■ Potongan Teks ■
★ ★ ★ ★ ★
Pak Jaji yang Baik Bangeeeet...
Konsumsi

Alternatifnya ada dua, pesan sama ibu istri pengelola penginapan atau bawa bahan sendiri dari rumah dan masak sendiri, atau udah bawa bahan dan minta dimasakkin juga bisa. Saya ndak mau repot, pokoknya liburan kali ini saya cuman mau makan, tidur, mandangin sungai, udah..Hahaha..Jadinya saya pesan ke Pak Jaji, saya mau makanan dari istri beliau (namanya Bu Sumiati). Tapi lain kali kalo saya gak kumat malesnya, saya akan coba bawa bahan sendiri dan masak sendiri deh. Soalnya kalau mau beli bahan di desa ini agak susah ya, harus nunggu tukang sayur dari Sukabumi yang sebenernya datang tiap hari kecuali hari Jum'at, tapi waktu saya nginep di sana selama 4 hari , saya ndak ada ngeliat tukang sayur, haha..jadi daripada gambling bawa bahan sendiri aja kalau mau makan sesuai keinginan.
★ ★ ★ ★ ★
■ Cuplikan Data ■

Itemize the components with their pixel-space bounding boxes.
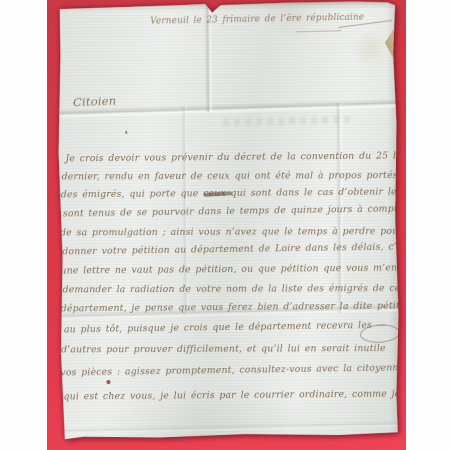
pen-flourish-short: [295, 30, 341, 32]
letter-photo: Verneuil le 23 frimaire de l’ère républi…: [47, 0, 406, 450]
red-ink-spot: [106, 380, 110, 384]
dateline-text: Verneuil le 23 frimaire de l’ère républi…: [150, 13, 364, 27]
paper-speck: [125, 131, 127, 134]
paper-shadow-wrap: Verneuil le 23 frimaire de l’ère républi…: [52, 1, 400, 441]
salutation-text: Citoien: [73, 93, 117, 109]
body-line-5: de sa promulgation ; ainsi vous n’avez q…: [60, 226, 400, 239]
letter-paper: Verneuil le 23 frimaire de l’ère républi…: [52, 1, 400, 441]
body-line-11: d’autres pour prouver difficilement, et …: [61, 343, 386, 355]
folded-corner: [383, 27, 395, 63]
body-line-10: au plus tôt, puisque je crois que le dép…: [64, 320, 386, 336]
body-line-7: une lettre ne vaut pas de pétition, ou q…: [60, 262, 400, 276]
body-line-4: sont tenus de se pourvoir dans le temps …: [63, 203, 400, 220]
ink-bleedthrough-smudge: [223, 116, 351, 126]
body-line-1: Je crois devoir vous prévenir du décret …: [65, 150, 399, 164]
fold-crease-horizontal-edge: [52, 420, 400, 436]
body-line-9: département, je pense que vous ferez bie…: [61, 300, 400, 314]
body-line-13: qui est chez vous, je lui écris par le c…: [63, 388, 399, 402]
body-line-6: donner votre pétition au département de …: [62, 241, 400, 258]
body-line-2: dernier, rendu en faveur de ceux qui ont…: [62, 170, 400, 183]
body-line-12: vos pièces : agissez promptement, consul…: [60, 362, 400, 378]
body-line-8: demander la radiation de votre nom de la…: [63, 283, 400, 296]
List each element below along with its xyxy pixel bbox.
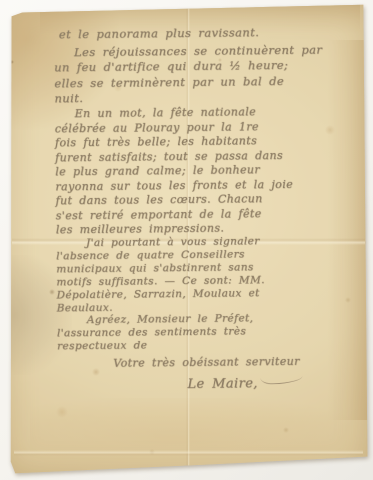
closing-salutation: Votre très obéissant serviteur: [113, 355, 300, 370]
paragraph-formule-politesse: Agréez, Monsieur le Préfet, l'assurance …: [1, 311, 373, 354]
letter-line: et le panorama plus ravissant.: [0, 24, 371, 42]
paragraph-fete-nationale: En un mot, la fête nationale célébrée au…: [0, 104, 373, 238]
letter-line: respectueux de: [1, 337, 373, 354]
signature-flourish: [261, 374, 303, 385]
paragraph-rejouissances: Les réjouissances se continuèrent par un…: [0, 42, 372, 108]
letter-paper: et le panorama plus ravissant. Les réjou…: [0, 0, 373, 480]
letter-body: et le panorama plus ravissant. Les réjou…: [0, 0, 373, 480]
paragraph-continuation: et le panorama plus ravissant.: [0, 24, 371, 42]
signature-line: Le Maire,: [187, 376, 257, 392]
paper-shadow-wrap: et le panorama plus ravissant. Les réjou…: [0, 0, 373, 480]
scan-background: et le panorama plus ravissant. Les réjou…: [0, 0, 373, 480]
paragraph-conseillers-absents: J'ai pourtant à vous signaler l'absence …: [0, 234, 373, 315]
signature-row: Le Maire,: [187, 376, 302, 392]
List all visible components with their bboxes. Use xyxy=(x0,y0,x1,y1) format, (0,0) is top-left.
★ ★ ★ ★ ★
■ Petunjuk Pengerjaan ■
1/ Salin bagian potongan teks tentang konsumsi di penginapan dari "Pak Jaji yang" sampai "makan sesuai keinginan." tanpa mengubah satu kata pun.
2/ Jawab pertanyaan berikut berdasarkan potongan teks tentang konsumsi di penginapan.
(a) Siapa nama istri Pak Jaji?
(b) Dari kota mana tukang sayur datang ke desa itu?
(c) Berapa hari penulis menginap di sana?
3/ Tentukan apakah setiap pernyataan di bawah ini sesuai dengan potongan teks tentang konsumsi di penginapan. Jawab ya atau tidak, lalu kutip kata-kata penentunya dari potongan teks.
(a) Tukang sayur datang ke desa itu setiap hari tanpa kecuali.
(b) Penulis memesan makanan dari istri Pak Jaji.
(c) Membeli bahan makanan di desa itu mudah.

■ Kunci Jawaban ■
1/
Pak Jaji yang Baik Bangeeeet...
Konsumsi

Alternatifnya ada dua, pesan sama ibu istri pengelola penginapan atau bawa bahan sendiri dari rumah dan masak sendiri, atau udah bawa bahan dan minta dimasakkin juga bisa. Saya ndak mau repot, pokoknya liburan kali ini saya cuman mau makan, tidur, mandangin sungai, udah..Hahaha..Jadinya saya pesan ke Pak Jaji, saya mau makanan dari istri beliau (namanya Bu Sumiati). Tapi lain kali kalo saya gak kumat malesnya, saya akan coba bawa bahan sendiri dan masak sendiri deh. Soalnya kalau mau beli bahan di desa ini agak susah ya, harus nunggu tukang sayur dari Sukabumi yang sebenernya datang tiap hari kecuali hari Jum'at, tapi waktu saya nginep di sana selama 4 hari , saya ndak ada ngeliat tukang sayur, haha..jadi daripada gambling bawa bahan sendiri aja kalau mau makan sesuai keinginan.

2/
(a) Bu Sumiati.
(b) Sukabumi.
(c) 4 hari.

3/
(a) Tidak: "datang tiap hari kecuali hari Jum'at".
(b) Ya: "saya pesan ke Pak Jaji, saya mau makanan dari istri beliau (namanya Bu Sumiati)".
(c) Tidak: "kalau mau beli bahan di desa ini agak susah ya".